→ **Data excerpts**
########

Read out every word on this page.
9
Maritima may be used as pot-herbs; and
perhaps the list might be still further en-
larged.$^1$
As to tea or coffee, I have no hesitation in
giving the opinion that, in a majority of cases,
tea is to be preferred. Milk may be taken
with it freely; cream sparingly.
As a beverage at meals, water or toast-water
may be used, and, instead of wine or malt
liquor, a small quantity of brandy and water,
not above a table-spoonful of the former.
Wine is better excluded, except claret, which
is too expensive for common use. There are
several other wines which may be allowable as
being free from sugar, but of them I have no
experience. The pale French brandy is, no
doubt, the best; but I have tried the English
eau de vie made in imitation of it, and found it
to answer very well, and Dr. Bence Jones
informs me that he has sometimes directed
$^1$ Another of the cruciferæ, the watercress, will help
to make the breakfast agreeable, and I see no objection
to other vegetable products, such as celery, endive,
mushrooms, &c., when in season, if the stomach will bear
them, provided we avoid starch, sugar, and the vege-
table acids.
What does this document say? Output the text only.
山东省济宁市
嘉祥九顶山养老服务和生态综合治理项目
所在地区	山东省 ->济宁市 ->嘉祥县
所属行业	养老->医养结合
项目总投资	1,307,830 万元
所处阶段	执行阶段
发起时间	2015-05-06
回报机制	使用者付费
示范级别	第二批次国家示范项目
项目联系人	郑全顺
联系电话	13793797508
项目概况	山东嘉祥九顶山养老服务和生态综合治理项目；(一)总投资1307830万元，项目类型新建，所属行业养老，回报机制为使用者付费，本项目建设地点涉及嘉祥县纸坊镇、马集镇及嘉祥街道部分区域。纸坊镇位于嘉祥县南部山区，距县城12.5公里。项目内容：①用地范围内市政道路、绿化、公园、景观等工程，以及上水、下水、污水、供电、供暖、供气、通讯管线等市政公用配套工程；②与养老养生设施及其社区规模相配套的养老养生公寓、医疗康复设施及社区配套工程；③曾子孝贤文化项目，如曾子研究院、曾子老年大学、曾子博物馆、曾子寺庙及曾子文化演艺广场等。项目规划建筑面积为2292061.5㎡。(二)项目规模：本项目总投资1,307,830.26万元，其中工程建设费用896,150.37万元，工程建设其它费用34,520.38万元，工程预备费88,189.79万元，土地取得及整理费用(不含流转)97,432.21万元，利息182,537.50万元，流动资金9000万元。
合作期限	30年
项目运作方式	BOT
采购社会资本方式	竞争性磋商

########

→ **Work required**
Extract all the entries word for word.

→ **Exercise answer**
Read out every word on this page.
9
Maritima may be used as pot-herbs; and
perhaps the list might be still further en-
larged.$^1$
As to tea or coffee, I have no hesitation in
giving the opinion that, in a majority of cases,
tea is to be preferred. Milk may be taken
with it freely; cream sparingly.
As a beverage at meals, water or toast-water
may be used, and, instead of wine or malt
liquor, a small quantity of brandy and water,
not above a table-spoonful of the former.
Wine is better excluded, except claret, which
is too expensive for common use. There are
several other wines which may be allowable as
being free from sugar, but of them I have no
experience. The pale French brandy is, no
doubt, the best; but I have tried the English
eau de vie made in imitation of it, and found it
to answer very well, and Dr. Bence Jones
informs me that he has sometimes directed
$^1$ Another of the cruciferæ, the watercress, will help
to make the breakfast agreeable, and I see no objection
to other vegetable products, such as celery, endive,
mushrooms, &c., when in season, if the stomach will bear
them, provided we avoid starch, sugar, and the vege-
table acids.
What does this document say? Output the text only.
山东省济宁市
嘉祥九顶山养老服务和生态综合治理项目
所在地区	山东省 ->济宁市 ->嘉祥县
所属行业	养老->医养结合
项目总投资	1,307,830 万元
所处阶段	执行阶段
发起时间	2015-05-06
回报机制	使用者付费
示范级别	第二批次国家示范项目
项目联系人	郑全顺
联系电话	13793797508
项目概况	山东嘉祥九顶山养老服务和生态综合治理项目；(一)总投资1307830万元，项目类型新建，所属行业养老，回报机制为使用者付费，本项目建设地点涉及嘉祥县纸坊镇、马集镇及嘉祥街道部分区域。纸坊镇位于嘉祥县南部山区，距县城12.5公里。项目内容：①用地范围内市政道路、绿化、公园、景观等工程，以及上水、下水、污水、供电、供暖、供气、通讯管线等市政公用配套工程；②与养老养生设施及其社区规模相配套的养老养生公寓、医疗康复设施及社区配套工程；③曾子孝贤文化项目，如曾子研究院、曾子老年大学、曾子博物馆、曾子寺庙及曾子文化演艺广场等。项目规划建筑面积为2292061.5㎡。(二)项目规模：本项目总投资1,307,830.26万元，其中工程建设费用896,150.37万元，工程建设其它费用34,520.38万元，工程预备费88,189.79万元，土地取得及整理费用(不含流转)97,432.21万元，利息182,537.50万元，流动资金9000万元。
合作期限	30年
项目运作方式	BOT
采购社会资本方式	竞争性磋商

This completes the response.